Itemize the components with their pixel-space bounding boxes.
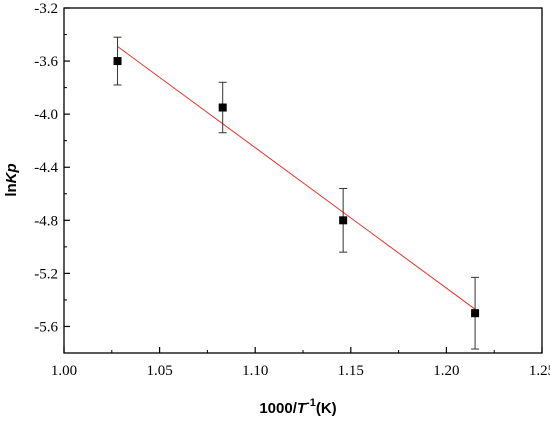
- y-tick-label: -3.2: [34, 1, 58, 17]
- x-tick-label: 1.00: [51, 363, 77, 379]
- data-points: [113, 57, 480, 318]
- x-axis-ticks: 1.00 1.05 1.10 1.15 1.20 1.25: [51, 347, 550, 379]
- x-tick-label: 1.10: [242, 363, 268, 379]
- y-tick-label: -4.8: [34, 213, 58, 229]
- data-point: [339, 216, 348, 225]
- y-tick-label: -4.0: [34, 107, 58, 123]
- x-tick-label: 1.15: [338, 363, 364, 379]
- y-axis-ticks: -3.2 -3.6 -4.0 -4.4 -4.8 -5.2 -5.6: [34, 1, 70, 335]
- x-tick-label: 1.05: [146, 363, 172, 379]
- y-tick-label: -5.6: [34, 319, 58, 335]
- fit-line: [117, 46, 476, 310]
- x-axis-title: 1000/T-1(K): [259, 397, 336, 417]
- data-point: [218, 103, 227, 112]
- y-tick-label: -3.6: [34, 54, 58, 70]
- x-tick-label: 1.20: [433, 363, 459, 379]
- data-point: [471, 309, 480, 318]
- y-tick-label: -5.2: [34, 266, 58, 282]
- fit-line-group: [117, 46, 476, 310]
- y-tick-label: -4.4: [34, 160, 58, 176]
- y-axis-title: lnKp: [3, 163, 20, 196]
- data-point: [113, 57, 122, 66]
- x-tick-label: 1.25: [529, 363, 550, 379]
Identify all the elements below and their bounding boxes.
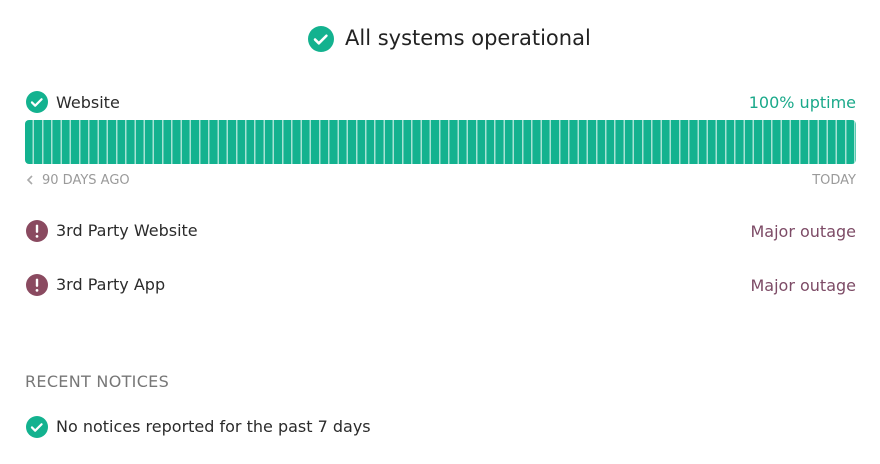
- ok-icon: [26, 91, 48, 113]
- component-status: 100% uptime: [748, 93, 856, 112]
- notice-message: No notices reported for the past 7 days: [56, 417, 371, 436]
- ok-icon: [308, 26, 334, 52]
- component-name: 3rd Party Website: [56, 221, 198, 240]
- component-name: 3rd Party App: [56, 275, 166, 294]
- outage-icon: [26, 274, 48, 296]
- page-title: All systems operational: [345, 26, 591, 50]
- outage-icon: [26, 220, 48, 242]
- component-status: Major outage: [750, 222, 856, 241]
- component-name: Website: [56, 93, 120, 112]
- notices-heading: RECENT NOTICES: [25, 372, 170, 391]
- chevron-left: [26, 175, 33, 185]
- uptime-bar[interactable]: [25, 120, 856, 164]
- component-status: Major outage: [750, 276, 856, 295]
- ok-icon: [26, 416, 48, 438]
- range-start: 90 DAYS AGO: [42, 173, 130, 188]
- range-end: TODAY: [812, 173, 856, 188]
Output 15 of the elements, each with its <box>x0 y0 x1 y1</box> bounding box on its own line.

...

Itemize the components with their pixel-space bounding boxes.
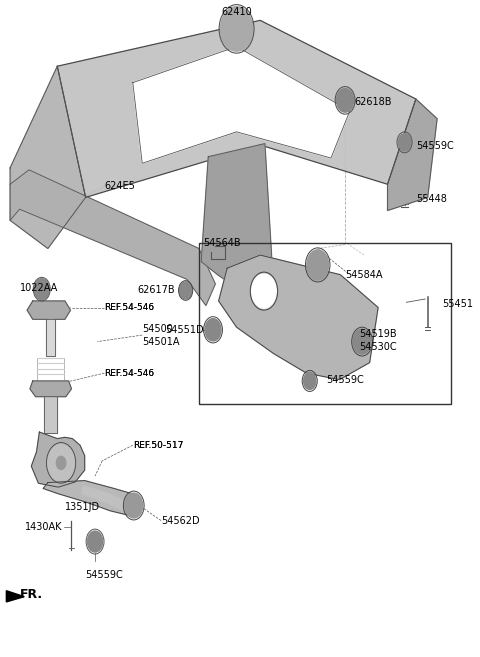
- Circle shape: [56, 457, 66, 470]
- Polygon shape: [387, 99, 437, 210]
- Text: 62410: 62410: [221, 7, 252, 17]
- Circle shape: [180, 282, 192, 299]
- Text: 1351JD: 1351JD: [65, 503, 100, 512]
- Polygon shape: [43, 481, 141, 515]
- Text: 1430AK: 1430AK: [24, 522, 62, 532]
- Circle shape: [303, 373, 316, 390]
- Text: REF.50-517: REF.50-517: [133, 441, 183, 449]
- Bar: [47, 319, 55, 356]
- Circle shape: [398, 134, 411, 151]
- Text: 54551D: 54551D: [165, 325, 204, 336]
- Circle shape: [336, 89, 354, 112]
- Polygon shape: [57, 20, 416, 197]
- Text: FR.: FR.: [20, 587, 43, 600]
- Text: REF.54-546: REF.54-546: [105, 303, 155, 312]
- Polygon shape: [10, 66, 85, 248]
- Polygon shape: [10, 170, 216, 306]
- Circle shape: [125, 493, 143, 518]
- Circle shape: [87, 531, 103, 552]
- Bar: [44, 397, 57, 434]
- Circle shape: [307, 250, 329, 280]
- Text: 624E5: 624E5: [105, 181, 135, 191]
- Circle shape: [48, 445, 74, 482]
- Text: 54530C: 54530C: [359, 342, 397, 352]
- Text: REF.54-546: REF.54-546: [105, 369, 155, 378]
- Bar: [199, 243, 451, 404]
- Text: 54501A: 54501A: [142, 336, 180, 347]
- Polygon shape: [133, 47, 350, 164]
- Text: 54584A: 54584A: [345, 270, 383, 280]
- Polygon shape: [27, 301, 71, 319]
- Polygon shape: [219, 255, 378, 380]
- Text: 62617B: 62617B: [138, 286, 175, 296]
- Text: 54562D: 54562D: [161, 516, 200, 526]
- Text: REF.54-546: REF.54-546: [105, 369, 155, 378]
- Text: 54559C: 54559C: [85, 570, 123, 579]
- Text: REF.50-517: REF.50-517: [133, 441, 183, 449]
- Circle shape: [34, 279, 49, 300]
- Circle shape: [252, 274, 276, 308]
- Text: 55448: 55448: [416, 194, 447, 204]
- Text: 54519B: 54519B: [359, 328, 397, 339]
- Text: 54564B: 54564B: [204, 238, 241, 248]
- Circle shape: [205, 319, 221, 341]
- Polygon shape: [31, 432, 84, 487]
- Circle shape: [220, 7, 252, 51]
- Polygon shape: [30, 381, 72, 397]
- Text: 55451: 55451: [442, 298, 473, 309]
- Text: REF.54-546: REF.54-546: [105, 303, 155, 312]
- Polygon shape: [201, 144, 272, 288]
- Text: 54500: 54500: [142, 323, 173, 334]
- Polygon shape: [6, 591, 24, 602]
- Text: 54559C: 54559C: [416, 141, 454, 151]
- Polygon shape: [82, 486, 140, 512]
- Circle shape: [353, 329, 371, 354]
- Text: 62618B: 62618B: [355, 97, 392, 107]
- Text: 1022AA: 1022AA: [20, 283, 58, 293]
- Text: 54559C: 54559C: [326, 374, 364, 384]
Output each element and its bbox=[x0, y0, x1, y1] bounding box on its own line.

==

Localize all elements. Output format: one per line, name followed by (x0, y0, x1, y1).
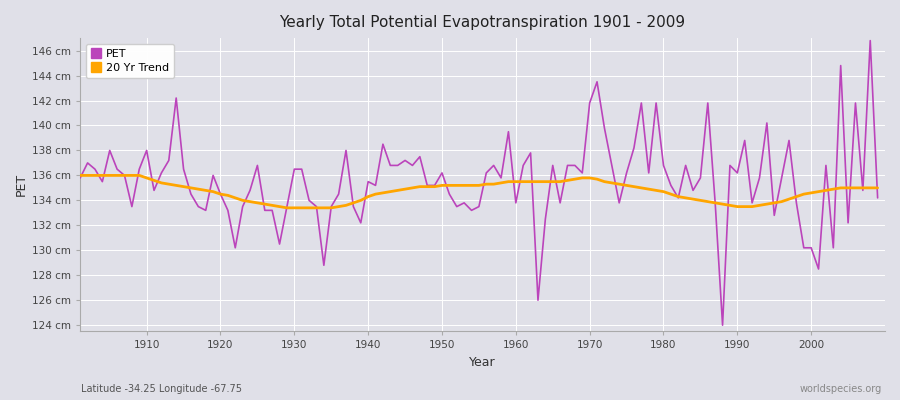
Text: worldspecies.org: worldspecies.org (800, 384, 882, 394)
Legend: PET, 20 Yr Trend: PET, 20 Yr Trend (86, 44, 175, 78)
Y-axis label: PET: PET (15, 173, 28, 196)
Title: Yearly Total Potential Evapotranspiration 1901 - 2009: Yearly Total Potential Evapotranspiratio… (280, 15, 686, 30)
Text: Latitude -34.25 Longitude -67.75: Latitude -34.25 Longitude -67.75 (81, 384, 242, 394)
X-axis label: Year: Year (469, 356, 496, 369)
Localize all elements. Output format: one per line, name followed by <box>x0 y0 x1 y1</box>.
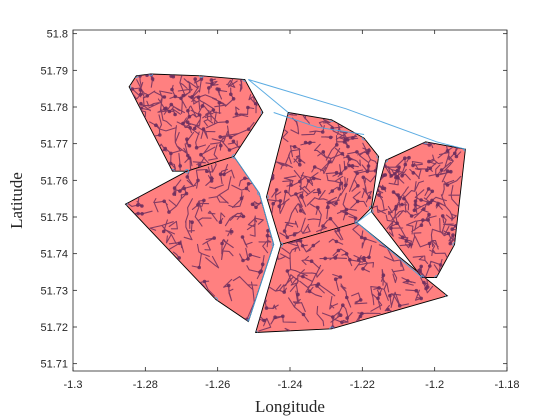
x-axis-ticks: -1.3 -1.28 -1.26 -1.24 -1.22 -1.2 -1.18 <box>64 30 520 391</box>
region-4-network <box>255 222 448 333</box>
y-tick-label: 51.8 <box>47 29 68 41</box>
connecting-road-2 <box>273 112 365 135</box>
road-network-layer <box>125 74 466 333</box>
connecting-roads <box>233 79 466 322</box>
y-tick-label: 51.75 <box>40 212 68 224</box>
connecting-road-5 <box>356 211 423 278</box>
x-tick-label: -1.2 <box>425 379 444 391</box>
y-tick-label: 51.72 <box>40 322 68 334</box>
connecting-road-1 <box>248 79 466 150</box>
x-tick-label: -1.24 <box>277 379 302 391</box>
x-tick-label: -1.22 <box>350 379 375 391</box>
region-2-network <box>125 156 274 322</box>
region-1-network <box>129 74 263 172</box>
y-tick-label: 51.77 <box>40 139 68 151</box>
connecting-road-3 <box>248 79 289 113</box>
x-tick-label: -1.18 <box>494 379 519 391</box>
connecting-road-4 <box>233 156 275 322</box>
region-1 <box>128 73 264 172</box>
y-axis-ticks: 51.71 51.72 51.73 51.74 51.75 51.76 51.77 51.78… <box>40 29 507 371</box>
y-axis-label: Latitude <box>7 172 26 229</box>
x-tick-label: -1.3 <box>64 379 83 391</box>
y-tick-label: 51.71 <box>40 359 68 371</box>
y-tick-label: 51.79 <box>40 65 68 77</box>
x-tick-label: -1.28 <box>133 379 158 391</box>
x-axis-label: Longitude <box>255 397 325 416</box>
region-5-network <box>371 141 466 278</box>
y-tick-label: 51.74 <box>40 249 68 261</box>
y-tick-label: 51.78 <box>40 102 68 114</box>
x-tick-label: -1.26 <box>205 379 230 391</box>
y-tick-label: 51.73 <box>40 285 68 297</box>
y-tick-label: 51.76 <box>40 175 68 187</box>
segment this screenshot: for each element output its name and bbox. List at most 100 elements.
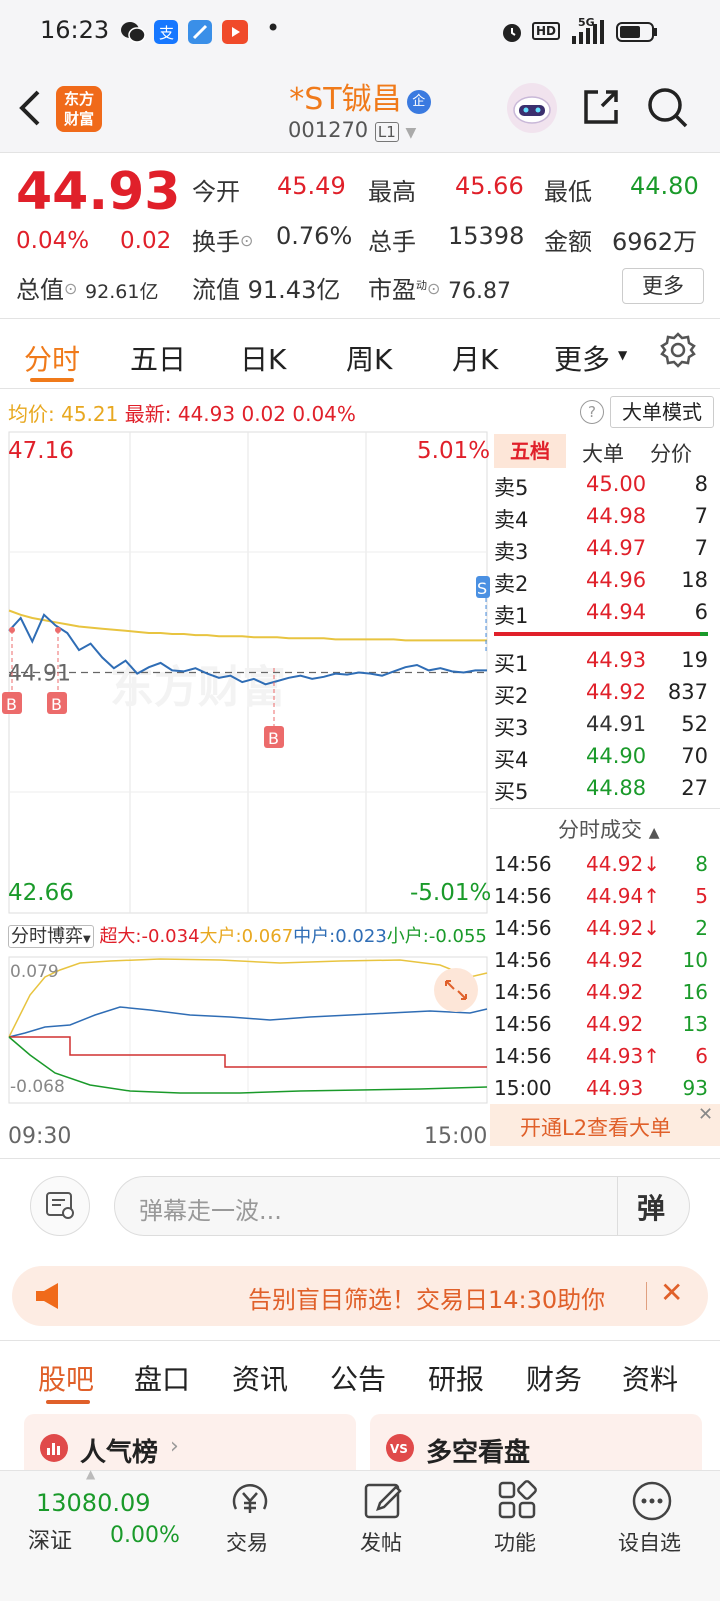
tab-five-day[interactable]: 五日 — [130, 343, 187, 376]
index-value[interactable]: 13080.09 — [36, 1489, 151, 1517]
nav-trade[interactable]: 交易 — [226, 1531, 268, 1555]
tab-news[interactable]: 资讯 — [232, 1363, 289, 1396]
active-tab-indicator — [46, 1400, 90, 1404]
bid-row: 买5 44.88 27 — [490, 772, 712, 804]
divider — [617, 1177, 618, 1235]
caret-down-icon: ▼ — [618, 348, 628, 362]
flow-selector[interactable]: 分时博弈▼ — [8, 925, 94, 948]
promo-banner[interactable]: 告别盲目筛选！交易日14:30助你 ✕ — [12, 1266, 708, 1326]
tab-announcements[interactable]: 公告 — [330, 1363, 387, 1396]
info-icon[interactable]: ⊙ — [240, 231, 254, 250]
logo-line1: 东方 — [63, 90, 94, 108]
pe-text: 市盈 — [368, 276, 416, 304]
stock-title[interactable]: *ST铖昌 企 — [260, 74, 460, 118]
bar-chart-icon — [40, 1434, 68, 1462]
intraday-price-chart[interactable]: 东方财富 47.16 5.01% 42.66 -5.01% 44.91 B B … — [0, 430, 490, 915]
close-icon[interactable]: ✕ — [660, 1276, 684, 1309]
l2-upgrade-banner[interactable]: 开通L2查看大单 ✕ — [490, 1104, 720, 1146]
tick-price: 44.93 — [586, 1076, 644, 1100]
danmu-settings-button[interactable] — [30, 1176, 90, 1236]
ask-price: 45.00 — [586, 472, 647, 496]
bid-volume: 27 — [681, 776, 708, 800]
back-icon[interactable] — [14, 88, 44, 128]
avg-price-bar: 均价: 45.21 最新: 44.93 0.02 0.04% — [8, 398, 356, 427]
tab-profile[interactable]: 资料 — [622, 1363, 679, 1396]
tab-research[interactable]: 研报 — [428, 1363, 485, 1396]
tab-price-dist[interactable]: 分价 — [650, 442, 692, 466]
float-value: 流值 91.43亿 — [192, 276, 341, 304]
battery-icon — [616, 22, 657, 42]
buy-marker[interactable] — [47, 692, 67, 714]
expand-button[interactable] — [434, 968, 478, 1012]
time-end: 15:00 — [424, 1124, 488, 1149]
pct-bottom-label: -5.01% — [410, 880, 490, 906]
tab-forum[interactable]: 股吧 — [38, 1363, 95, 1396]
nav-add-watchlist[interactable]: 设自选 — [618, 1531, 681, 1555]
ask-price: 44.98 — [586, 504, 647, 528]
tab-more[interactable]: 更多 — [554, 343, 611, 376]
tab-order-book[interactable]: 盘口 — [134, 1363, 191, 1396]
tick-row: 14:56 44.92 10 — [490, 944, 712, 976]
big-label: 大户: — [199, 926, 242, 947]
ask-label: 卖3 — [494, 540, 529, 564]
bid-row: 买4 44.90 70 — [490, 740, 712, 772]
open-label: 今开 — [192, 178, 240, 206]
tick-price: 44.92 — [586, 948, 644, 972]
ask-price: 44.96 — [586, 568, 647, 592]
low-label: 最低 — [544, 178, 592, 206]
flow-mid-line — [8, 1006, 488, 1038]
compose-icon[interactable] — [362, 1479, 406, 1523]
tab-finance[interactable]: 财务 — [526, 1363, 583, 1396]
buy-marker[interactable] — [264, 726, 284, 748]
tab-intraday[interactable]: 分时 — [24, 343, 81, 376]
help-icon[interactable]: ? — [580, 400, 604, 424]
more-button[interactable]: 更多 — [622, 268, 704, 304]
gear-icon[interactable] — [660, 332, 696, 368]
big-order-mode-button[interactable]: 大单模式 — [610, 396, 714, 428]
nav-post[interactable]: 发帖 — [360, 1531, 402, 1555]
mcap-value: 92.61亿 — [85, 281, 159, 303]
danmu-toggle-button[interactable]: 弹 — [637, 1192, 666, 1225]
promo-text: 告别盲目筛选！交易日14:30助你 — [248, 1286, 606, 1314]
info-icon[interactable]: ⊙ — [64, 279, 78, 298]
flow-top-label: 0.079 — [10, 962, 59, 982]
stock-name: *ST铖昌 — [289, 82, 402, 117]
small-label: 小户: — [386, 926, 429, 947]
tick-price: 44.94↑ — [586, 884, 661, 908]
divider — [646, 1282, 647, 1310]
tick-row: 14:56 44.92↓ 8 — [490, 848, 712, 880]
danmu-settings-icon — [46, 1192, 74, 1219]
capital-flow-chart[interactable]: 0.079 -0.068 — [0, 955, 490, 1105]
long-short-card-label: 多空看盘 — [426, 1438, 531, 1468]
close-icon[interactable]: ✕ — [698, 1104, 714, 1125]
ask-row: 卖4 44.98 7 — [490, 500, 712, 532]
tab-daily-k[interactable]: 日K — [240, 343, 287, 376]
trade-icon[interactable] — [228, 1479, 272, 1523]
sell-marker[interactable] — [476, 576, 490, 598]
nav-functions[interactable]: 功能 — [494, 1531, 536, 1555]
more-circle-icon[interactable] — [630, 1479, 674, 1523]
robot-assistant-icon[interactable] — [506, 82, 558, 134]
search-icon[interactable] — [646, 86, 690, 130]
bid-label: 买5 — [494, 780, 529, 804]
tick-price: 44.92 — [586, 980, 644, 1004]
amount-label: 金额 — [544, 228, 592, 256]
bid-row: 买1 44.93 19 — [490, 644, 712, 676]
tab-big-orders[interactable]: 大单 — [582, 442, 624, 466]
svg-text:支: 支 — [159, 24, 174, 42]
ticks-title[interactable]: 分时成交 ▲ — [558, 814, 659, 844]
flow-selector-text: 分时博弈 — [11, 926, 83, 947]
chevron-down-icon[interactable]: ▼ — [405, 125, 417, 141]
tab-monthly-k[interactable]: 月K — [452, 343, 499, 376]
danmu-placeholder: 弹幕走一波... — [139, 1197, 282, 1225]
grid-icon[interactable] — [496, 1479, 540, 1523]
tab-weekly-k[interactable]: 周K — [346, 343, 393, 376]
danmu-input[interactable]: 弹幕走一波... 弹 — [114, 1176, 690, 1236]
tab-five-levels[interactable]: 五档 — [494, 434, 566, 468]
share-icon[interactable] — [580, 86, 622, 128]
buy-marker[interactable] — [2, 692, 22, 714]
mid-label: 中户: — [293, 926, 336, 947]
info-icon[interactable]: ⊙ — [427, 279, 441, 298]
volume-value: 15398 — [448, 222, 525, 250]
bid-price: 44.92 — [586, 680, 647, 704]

[Problem requirements]: How many rows above contain the string "data", matching case exactly? Reply with the number alone.

[Correct result]: 5